WHAT IS REQUIRED:
Reproduce the items below, changing every instance of "FancyBboxPatch shape" to "Rectangle shape" and leaving all other text as it stands.

-- start SOURCE DATA --

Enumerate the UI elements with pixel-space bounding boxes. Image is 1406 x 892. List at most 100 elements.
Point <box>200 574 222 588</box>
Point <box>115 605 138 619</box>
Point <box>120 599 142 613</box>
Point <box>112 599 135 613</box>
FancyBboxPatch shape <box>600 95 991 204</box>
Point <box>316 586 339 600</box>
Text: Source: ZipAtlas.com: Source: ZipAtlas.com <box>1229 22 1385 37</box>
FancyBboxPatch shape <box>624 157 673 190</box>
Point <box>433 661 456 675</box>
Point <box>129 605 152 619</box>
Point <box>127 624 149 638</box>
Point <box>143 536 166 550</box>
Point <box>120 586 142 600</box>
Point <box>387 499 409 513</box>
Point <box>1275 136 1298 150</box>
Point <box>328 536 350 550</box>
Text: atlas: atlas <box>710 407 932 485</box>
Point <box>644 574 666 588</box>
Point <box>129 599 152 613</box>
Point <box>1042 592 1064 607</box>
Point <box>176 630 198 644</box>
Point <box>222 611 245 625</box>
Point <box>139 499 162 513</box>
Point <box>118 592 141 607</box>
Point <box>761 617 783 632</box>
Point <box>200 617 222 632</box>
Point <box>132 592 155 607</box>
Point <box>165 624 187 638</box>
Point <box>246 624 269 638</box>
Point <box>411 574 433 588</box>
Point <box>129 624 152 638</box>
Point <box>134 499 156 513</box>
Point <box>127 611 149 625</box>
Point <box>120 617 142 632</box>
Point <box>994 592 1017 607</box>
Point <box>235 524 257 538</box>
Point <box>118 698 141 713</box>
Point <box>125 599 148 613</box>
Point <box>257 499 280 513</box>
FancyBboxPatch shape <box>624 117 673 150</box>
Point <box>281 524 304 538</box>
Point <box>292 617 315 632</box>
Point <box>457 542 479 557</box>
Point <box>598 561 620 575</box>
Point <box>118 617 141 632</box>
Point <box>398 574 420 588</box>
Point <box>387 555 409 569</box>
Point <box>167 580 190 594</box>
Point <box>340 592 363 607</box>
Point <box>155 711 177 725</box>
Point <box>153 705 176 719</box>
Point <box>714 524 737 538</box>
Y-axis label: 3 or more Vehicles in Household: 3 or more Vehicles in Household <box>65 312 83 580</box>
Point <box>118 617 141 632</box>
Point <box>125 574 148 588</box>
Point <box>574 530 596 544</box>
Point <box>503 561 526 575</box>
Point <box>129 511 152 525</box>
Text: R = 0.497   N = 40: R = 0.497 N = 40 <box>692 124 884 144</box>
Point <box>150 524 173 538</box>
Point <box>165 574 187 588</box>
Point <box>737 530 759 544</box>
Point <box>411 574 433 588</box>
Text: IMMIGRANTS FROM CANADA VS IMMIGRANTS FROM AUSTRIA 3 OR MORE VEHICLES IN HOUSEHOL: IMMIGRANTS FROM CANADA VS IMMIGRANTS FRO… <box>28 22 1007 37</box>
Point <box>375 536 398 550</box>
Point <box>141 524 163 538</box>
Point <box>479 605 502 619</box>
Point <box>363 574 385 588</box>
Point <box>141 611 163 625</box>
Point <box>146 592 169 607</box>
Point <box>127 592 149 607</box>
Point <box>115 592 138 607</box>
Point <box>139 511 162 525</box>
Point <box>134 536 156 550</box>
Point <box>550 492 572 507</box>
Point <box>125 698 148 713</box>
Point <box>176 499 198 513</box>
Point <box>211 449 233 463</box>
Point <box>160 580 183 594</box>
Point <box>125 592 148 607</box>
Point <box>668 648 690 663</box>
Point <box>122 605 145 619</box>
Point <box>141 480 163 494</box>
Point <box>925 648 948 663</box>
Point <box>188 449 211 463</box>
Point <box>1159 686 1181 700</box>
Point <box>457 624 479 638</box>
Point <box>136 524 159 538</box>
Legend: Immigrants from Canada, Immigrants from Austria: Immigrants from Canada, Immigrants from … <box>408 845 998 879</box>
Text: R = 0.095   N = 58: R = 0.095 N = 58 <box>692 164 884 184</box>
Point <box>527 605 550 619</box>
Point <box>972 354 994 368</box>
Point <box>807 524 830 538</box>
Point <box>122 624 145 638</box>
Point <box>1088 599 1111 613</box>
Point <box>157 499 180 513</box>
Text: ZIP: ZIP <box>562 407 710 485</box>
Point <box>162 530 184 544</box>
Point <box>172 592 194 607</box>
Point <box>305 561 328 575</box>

-- end SOURCE DATA --

SOLUTION FOR THIS TASK:
Enumerate the UI elements with pixel-space bounding boxes. Image is 1406 x 892. List at most 100 elements.
Point <box>200 574 222 588</box>
Point <box>115 605 138 619</box>
Point <box>120 599 142 613</box>
Point <box>112 599 135 613</box>
Rectangle shape <box>600 95 991 204</box>
Point <box>316 586 339 600</box>
Text: Source: ZipAtlas.com: Source: ZipAtlas.com <box>1229 22 1385 37</box>
Rectangle shape <box>624 157 673 190</box>
Point <box>433 661 456 675</box>
Point <box>129 605 152 619</box>
Point <box>127 624 149 638</box>
Point <box>143 536 166 550</box>
Point <box>120 586 142 600</box>
Point <box>387 499 409 513</box>
Point <box>1275 136 1298 150</box>
Point <box>328 536 350 550</box>
Text: atlas: atlas <box>710 407 932 485</box>
Point <box>644 574 666 588</box>
Point <box>129 599 152 613</box>
Point <box>1042 592 1064 607</box>
Point <box>176 630 198 644</box>
Point <box>222 611 245 625</box>
Point <box>139 499 162 513</box>
Point <box>118 592 141 607</box>
Point <box>761 617 783 632</box>
Point <box>200 617 222 632</box>
Point <box>132 592 155 607</box>
Point <box>165 624 187 638</box>
Point <box>246 624 269 638</box>
Point <box>411 574 433 588</box>
Point <box>129 624 152 638</box>
Point <box>134 499 156 513</box>
Point <box>127 611 149 625</box>
Point <box>120 617 142 632</box>
Point <box>994 592 1017 607</box>
Point <box>235 524 257 538</box>
Point <box>118 698 141 713</box>
Point <box>125 599 148 613</box>
Point <box>257 499 280 513</box>
Rectangle shape <box>624 117 673 150</box>
Point <box>281 524 304 538</box>
Point <box>292 617 315 632</box>
Point <box>457 542 479 557</box>
Point <box>598 561 620 575</box>
Point <box>118 617 141 632</box>
Point <box>398 574 420 588</box>
Point <box>387 555 409 569</box>
Point <box>167 580 190 594</box>
Point <box>340 592 363 607</box>
Point <box>155 711 177 725</box>
Point <box>153 705 176 719</box>
Point <box>714 524 737 538</box>
Y-axis label: 3 or more Vehicles in Household: 3 or more Vehicles in Household <box>65 312 83 580</box>
Point <box>118 617 141 632</box>
Point <box>125 574 148 588</box>
Point <box>574 530 596 544</box>
Point <box>503 561 526 575</box>
Point <box>129 511 152 525</box>
Text: R = 0.497   N = 40: R = 0.497 N = 40 <box>692 124 884 144</box>
Point <box>150 524 173 538</box>
Point <box>165 574 187 588</box>
Point <box>737 530 759 544</box>
Point <box>411 574 433 588</box>
Text: IMMIGRANTS FROM CANADA VS IMMIGRANTS FROM AUSTRIA 3 OR MORE VEHICLES IN HOUSEHOL: IMMIGRANTS FROM CANADA VS IMMIGRANTS FRO… <box>28 22 1007 37</box>
Point <box>375 536 398 550</box>
Point <box>141 524 163 538</box>
Point <box>479 605 502 619</box>
Point <box>363 574 385 588</box>
Point <box>141 611 163 625</box>
Point <box>146 592 169 607</box>
Point <box>127 592 149 607</box>
Point <box>115 592 138 607</box>
Point <box>139 511 162 525</box>
Point <box>134 536 156 550</box>
Point <box>550 492 572 507</box>
Point <box>125 698 148 713</box>
Point <box>176 499 198 513</box>
Point <box>211 449 233 463</box>
Point <box>160 580 183 594</box>
Point <box>125 592 148 607</box>
Point <box>668 648 690 663</box>
Point <box>122 605 145 619</box>
Point <box>141 480 163 494</box>
Point <box>925 648 948 663</box>
Point <box>188 449 211 463</box>
Point <box>1159 686 1181 700</box>
Point <box>457 624 479 638</box>
Point <box>136 524 159 538</box>
Legend: Immigrants from Canada, Immigrants from Austria: Immigrants from Canada, Immigrants from … <box>408 845 998 879</box>
Text: R = 0.095   N = 58: R = 0.095 N = 58 <box>692 164 884 184</box>
Point <box>527 605 550 619</box>
Point <box>972 354 994 368</box>
Point <box>807 524 830 538</box>
Point <box>122 624 145 638</box>
Point <box>1088 599 1111 613</box>
Point <box>157 499 180 513</box>
Text: ZIP: ZIP <box>562 407 710 485</box>
Point <box>162 530 184 544</box>
Point <box>172 592 194 607</box>
Point <box>305 561 328 575</box>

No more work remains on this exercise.